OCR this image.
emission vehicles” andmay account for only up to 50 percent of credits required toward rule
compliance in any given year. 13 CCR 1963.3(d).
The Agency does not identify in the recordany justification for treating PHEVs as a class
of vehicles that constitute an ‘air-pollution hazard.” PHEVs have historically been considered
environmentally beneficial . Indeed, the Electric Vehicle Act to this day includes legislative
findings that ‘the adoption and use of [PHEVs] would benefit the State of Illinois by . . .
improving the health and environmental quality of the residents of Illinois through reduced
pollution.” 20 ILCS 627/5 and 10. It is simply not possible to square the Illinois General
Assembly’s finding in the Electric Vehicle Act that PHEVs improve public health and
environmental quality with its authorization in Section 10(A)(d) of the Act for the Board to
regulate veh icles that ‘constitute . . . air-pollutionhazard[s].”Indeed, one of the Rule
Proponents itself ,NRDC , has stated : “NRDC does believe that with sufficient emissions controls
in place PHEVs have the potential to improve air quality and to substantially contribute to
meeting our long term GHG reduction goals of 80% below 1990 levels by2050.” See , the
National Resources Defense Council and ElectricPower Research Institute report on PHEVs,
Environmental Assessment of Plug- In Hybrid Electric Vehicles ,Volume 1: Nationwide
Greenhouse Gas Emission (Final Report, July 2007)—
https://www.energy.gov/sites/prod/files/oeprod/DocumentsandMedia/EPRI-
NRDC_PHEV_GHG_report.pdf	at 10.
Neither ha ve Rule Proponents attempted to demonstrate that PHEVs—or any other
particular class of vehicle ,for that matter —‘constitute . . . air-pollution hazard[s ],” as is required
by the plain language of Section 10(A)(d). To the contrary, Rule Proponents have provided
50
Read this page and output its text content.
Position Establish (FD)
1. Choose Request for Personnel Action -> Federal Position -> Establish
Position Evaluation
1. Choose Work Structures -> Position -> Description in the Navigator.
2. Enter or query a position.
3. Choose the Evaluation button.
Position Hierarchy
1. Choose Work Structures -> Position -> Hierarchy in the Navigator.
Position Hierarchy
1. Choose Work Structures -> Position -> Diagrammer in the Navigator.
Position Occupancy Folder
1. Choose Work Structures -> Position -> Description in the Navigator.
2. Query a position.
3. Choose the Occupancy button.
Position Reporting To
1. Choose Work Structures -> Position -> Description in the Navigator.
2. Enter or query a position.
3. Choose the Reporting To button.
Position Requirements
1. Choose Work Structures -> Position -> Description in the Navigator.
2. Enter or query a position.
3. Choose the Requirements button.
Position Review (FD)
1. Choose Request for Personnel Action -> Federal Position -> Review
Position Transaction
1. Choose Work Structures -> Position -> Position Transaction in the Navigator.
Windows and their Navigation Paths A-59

- [WHAT YOU SHOULD DO]: Set down the entries above again, word for word.

- [REPLY TO THE TASK]:
OCR this image.
emission vehicles” andmay account for only up to 50 percent of credits required toward rule
compliance in any given year. 13 CCR 1963.3(d).
The Agency does not identify in the recordany justification for treating PHEVs as a class
of vehicles that constitute an ‘air-pollution hazard.” PHEVs have historically been considered
environmentally beneficial . Indeed, the Electric Vehicle Act to this day includes legislative
findings that ‘the adoption and use of [PHEVs] would benefit the State of Illinois by . . .
improving the health and environmental quality of the residents of Illinois through reduced
pollution.” 20 ILCS 627/5 and 10. It is simply not possible to square the Illinois General
Assembly’s finding in the Electric Vehicle Act that PHEVs improve public health and
environmental quality with its authorization in Section 10(A)(d) of the Act for the Board to
regulate veh icles that ‘constitute . . . air-pollutionhazard[s].”Indeed, one of the Rule
Proponents itself ,NRDC , has stated : “NRDC does believe that with sufficient emissions controls
in place PHEVs have the potential to improve air quality and to substantially contribute to
meeting our long term GHG reduction goals of 80% below 1990 levels by2050.” See , the
National Resources Defense Council and ElectricPower Research Institute report on PHEVs,
Environmental Assessment of Plug- In Hybrid Electric Vehicles ,Volume 1: Nationwide
Greenhouse Gas Emission (Final Report, July 2007)—
https://www.energy.gov/sites/prod/files/oeprod/DocumentsandMedia/EPRI-
NRDC_PHEV_GHG_report.pdf	at 10.
Neither ha ve Rule Proponents attempted to demonstrate that PHEVs—or any other
particular class of vehicle ,for that matter —‘constitute . . . air-pollution hazard[s ],” as is required
by the plain language of Section 10(A)(d). To the contrary, Rule Proponents have provided
50
Read this page and output its text content.
Position Establish (FD)
1. Choose Request for Personnel Action -> Federal Position -> Establish
Position Evaluation
1. Choose Work Structures -> Position -> Description in the Navigator.
2. Enter or query a position.
3. Choose the Evaluation button.
Position Hierarchy
1. Choose Work Structures -> Position -> Hierarchy in the Navigator.
Position Hierarchy
1. Choose Work Structures -> Position -> Diagrammer in the Navigator.
Position Occupancy Folder
1. Choose Work Structures -> Position -> Description in the Navigator.
2. Query a position.
3. Choose the Occupancy button.
Position Reporting To
1. Choose Work Structures -> Position -> Description in the Navigator.
2. Enter or query a position.
3. Choose the Reporting To button.
Position Requirements
1. Choose Work Structures -> Position -> Description in the Navigator.
2. Enter or query a position.
3. Choose the Requirements button.
Position Review (FD)
1. Choose Request for Personnel Action -> Federal Position -> Review
Position Transaction
1. Choose Work Structures -> Position -> Position Transaction in the Navigator.
Windows and their Navigation Paths A-59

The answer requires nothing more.